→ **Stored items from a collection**
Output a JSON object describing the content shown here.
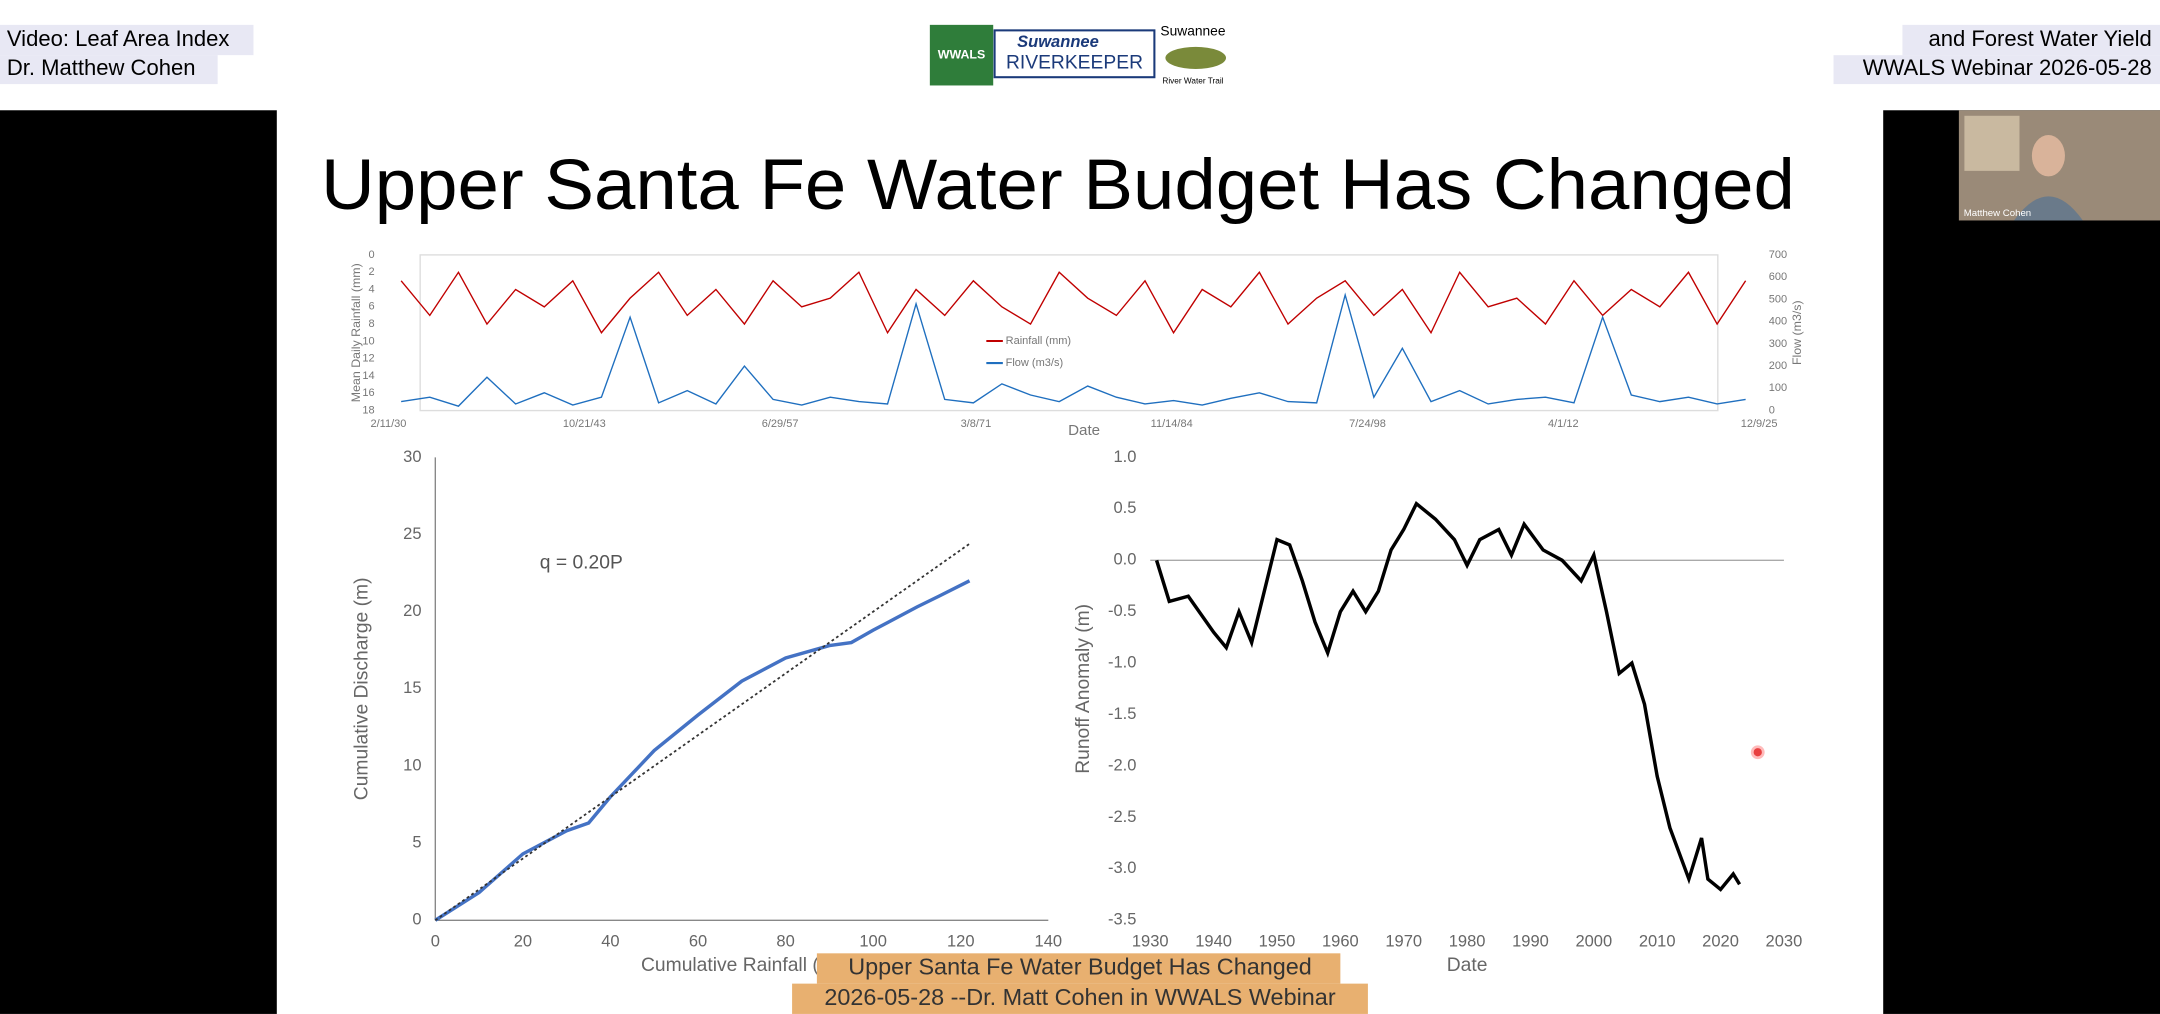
{
  "header": {
    "left": [
      "Video: Leaf Area Index",
      "Dr. Matthew Cohen"
    ],
    "right": [
      "and Forest Water Yield",
      "WWALS Webinar 2026-05-28"
    ],
    "logos": [
      "WWALS",
      "Suwannee",
      "RIVERKEEPER",
      "Suwannee",
      "River Water Trail"
    ]
  },
  "webcam": {
    "name": "Matthew Cohen"
  },
  "slide": {
    "title": "Upper Santa Fe Water Budget Has Changed"
  },
  "caption": [
    "Upper Santa Fe Water Budget Has Changed",
    "2026-05-28 --Dr. Matt Cohen in WWALS Webinar"
  ],
  "chart_data": [
    {
      "type": "line",
      "x_label": "Date",
      "y_label": "Mean Daily Rainfall (mm)",
      "y2_label": "Flow (m3/s)",
      "legend": "center",
      "x": [
        1931,
        1933,
        1935,
        1937,
        1939,
        1941,
        1943,
        1945,
        1947,
        1949,
        1951,
        1953,
        1955,
        1957,
        1959,
        1961,
        1963,
        1965,
        1967,
        1969,
        1971,
        1973,
        1975,
        1977,
        1979,
        1981,
        1983,
        1985,
        1987,
        1989,
        1991,
        1993,
        1995,
        1997,
        1999,
        2001,
        2003,
        2005,
        2007,
        2009,
        2011,
        2013,
        2015,
        2017,
        2019,
        2021,
        2023,
        2025
      ],
      "xlim": [
        1930.11,
        2025.94
      ],
      "xticks": [
        {
          "value": 1930.11,
          "label": "2/11/30"
        },
        {
          "value": 1943.8,
          "label": "10/21/43"
        },
        {
          "value": 1957.49,
          "label": "6/29/57"
        },
        {
          "value": 1971.18,
          "label": "3/8/71"
        },
        {
          "value": 1984.87,
          "label": "11/14/84"
        },
        {
          "value": 1998.56,
          "label": "7/24/98"
        },
        {
          "value": 2012.25,
          "label": "4/1/12"
        },
        {
          "value": 2025.94,
          "label": "12/9/25"
        }
      ],
      "ylim": [
        18,
        0
      ],
      "yticks": [
        0,
        2,
        4,
        6,
        8,
        10,
        12,
        14,
        16,
        18
      ],
      "y2lim": [
        0,
        700
      ],
      "y2ticks": [
        0,
        100,
        200,
        300,
        400,
        500,
        600,
        700
      ],
      "series": [
        {
          "name": "Rainfall (mm)",
          "color": "#c00000",
          "values": [
            3,
            7,
            2,
            8,
            4,
            6,
            3,
            9,
            5,
            2,
            7,
            4,
            8,
            3,
            6,
            5,
            2,
            9,
            4,
            7,
            3,
            6,
            8,
            2,
            5,
            7,
            3,
            9,
            4,
            6,
            2,
            8,
            5,
            3,
            7,
            4,
            9,
            2,
            6,
            5,
            8,
            3,
            7,
            4,
            6,
            2,
            8,
            3
          ]
        },
        {
          "name": "Flow (m3/s)",
          "color": "#1f6fbf",
          "axis": "y2",
          "values": [
            40,
            60,
            20,
            150,
            30,
            80,
            25,
            60,
            420,
            35,
            90,
            30,
            200,
            50,
            25,
            60,
            40,
            30,
            480,
            50,
            35,
            120,
            70,
            40,
            110,
            60,
            30,
            45,
            25,
            55,
            80,
            40,
            35,
            520,
            60,
            280,
            40,
            90,
            30,
            50,
            60,
            35,
            420,
            70,
            40,
            60,
            30,
            50
          ]
        }
      ]
    },
    {
      "type": "line",
      "x_label": "Cumulative Rainfall (m)",
      "y_label": "Cumulative Discharge (m)",
      "annotation": "q = 0.20P",
      "xlim": [
        0,
        140
      ],
      "xticks": [
        0,
        20,
        40,
        60,
        80,
        100,
        120,
        140
      ],
      "ylim": [
        0,
        30
      ],
      "yticks": [
        0,
        5,
        10,
        15,
        20,
        25,
        30
      ],
      "series": [
        {
          "color": "#4472c4",
          "x": [
            0,
            10,
            20,
            30,
            35,
            40,
            50,
            60,
            70,
            80,
            90,
            95,
            100,
            110,
            115,
            122
          ],
          "values": [
            0,
            1.8,
            4.3,
            5.8,
            6.3,
            8,
            11,
            13.3,
            15.5,
            17,
            17.8,
            18,
            18.8,
            20.3,
            21,
            22
          ]
        },
        {
          "color": "#333333",
          "dashed": true,
          "x": [
            0,
            122
          ],
          "values": [
            0,
            24.4
          ]
        }
      ]
    },
    {
      "type": "line",
      "x_label": "Date",
      "y_label": "Runoff Anomaly (m)",
      "zero_line": true,
      "xlim": [
        1930,
        2030
      ],
      "xticks": [
        1930,
        1940,
        1950,
        1960,
        1970,
        1980,
        1990,
        2000,
        2010,
        2020,
        2030
      ],
      "ylim": [
        -3.5,
        1
      ],
      "yticks": [
        {
          "value": 1,
          "label": "1.0"
        },
        0.5,
        {
          "value": 0,
          "label": "0.0"
        },
        -0.5,
        {
          "value": -1,
          "label": "-1.0"
        },
        -1.5,
        {
          "value": -2,
          "label": "-2.0"
        },
        -2.5,
        {
          "value": -3,
          "label": "-3.0"
        },
        -3.5
      ],
      "series": [
        {
          "color": "#000000",
          "x": [
            1931,
            1933,
            1936,
            1940,
            1942,
            1944,
            1946,
            1948,
            1950,
            1952,
            1954,
            1956,
            1958,
            1960,
            1962,
            1964,
            1966,
            1968,
            1970,
            1972,
            1975,
            1978,
            1980,
            1982,
            1985,
            1987,
            1989,
            1992,
            1995,
            1998,
            2000,
            2002,
            2004,
            2006,
            2008,
            2010,
            2012,
            2015,
            2017,
            2018,
            2020,
            2022,
            2023
          ],
          "values": [
            0,
            -0.4,
            -0.35,
            -0.7,
            -0.85,
            -0.5,
            -0.8,
            -0.3,
            0.2,
            0.15,
            -0.2,
            -0.6,
            -0.9,
            -0.5,
            -0.3,
            -0.5,
            -0.3,
            0.1,
            0.3,
            0.55,
            0.4,
            0.2,
            -0.05,
            0.2,
            0.3,
            0.05,
            0.35,
            0.1,
            0,
            -0.2,
            0.05,
            -0.5,
            -1.1,
            -1,
            -1.4,
            -2.1,
            -2.6,
            -3.1,
            -2.7,
            -3.1,
            -3.2,
            -3.05,
            -3.15
          ]
        }
      ]
    }
  ]
}
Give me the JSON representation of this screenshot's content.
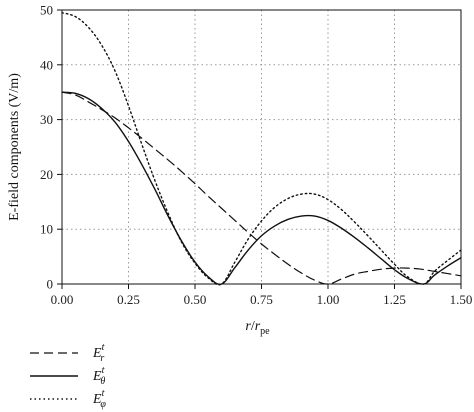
{
  "chart_data": {
    "type": "line",
    "xlabel_main": "r",
    "xlabel_sep": "/",
    "xlabel_denom": "r",
    "xlabel_sub": "pe",
    "ylabel": "E-field components (V/m)",
    "xlim": [
      0,
      1.5
    ],
    "ylim": [
      0,
      50
    ],
    "x_ticks": [
      "0.00",
      "0.25",
      "0.50",
      "0.75",
      "1.00",
      "1.25",
      "1.50"
    ],
    "y_ticks": [
      "0",
      "10",
      "20",
      "30",
      "40",
      "50"
    ],
    "grid": "dotted",
    "legend_position": "below-left",
    "series": [
      {
        "name": "E",
        "sup": "t",
        "sub": "r",
        "style": "dashed",
        "x": [
          0.0,
          0.05,
          0.1,
          0.15,
          0.2,
          0.25,
          0.3,
          0.35,
          0.4,
          0.45,
          0.5,
          0.55,
          0.6,
          0.65,
          0.7,
          0.75,
          0.8,
          0.85,
          0.9,
          0.95,
          1.0,
          1.05,
          1.1,
          1.15,
          1.2,
          1.25,
          1.3,
          1.35,
          1.4,
          1.45,
          1.5
        ],
        "y": [
          35.0,
          34.5,
          33.2,
          31.8,
          30.3,
          28.5,
          26.6,
          24.6,
          22.6,
          20.5,
          18.3,
          16.0,
          13.8,
          11.6,
          9.4,
          7.3,
          5.4,
          3.6,
          2.0,
          0.7,
          0.0,
          0.9,
          1.8,
          2.3,
          2.7,
          2.9,
          2.9,
          2.7,
          2.3,
          1.9,
          1.5
        ]
      },
      {
        "name": "E",
        "sup": "t",
        "sub": "θ",
        "style": "solid",
        "x": [
          0.0,
          0.05,
          0.1,
          0.15,
          0.2,
          0.25,
          0.3,
          0.35,
          0.4,
          0.45,
          0.5,
          0.55,
          0.6,
          0.65,
          0.7,
          0.75,
          0.8,
          0.85,
          0.9,
          0.95,
          1.0,
          1.05,
          1.1,
          1.15,
          1.2,
          1.25,
          1.3,
          1.36,
          1.4,
          1.45,
          1.5
        ],
        "y": [
          35.0,
          34.8,
          33.8,
          32.0,
          29.5,
          26.0,
          21.8,
          17.2,
          12.3,
          7.8,
          4.0,
          1.3,
          0.0,
          3.0,
          6.2,
          8.8,
          10.6,
          11.8,
          12.4,
          12.4,
          11.6,
          10.2,
          8.5,
          6.6,
          4.6,
          2.6,
          1.0,
          0.0,
          1.6,
          3.3,
          4.8
        ]
      },
      {
        "name": "E",
        "sup": "t",
        "sub": "φ",
        "style": "dotted",
        "x": [
          0.0,
          0.05,
          0.1,
          0.15,
          0.2,
          0.25,
          0.3,
          0.35,
          0.4,
          0.45,
          0.5,
          0.55,
          0.6,
          0.65,
          0.7,
          0.75,
          0.8,
          0.85,
          0.9,
          0.95,
          1.0,
          1.05,
          1.1,
          1.15,
          1.2,
          1.25,
          1.3,
          1.36,
          1.4,
          1.45,
          1.5
        ],
        "y": [
          49.5,
          48.8,
          46.8,
          43.5,
          38.8,
          32.5,
          25.5,
          18.8,
          12.8,
          7.6,
          3.8,
          1.1,
          0.0,
          4.0,
          8.2,
          11.5,
          14.0,
          15.6,
          16.4,
          16.4,
          15.4,
          13.6,
          11.3,
          8.8,
          6.2,
          3.6,
          1.3,
          0.0,
          2.3,
          4.3,
          6.2
        ]
      }
    ]
  }
}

→ **What you should do**
Filter the entries down to the lines containing "Rainfall". Copy each of those lines.

→ **Exercise solution**
      "y_label": "Mean Daily Rainfall (mm)",
          "name": "Rainfall (mm)",
      "x_label": "Cumulative Rainfall (m)",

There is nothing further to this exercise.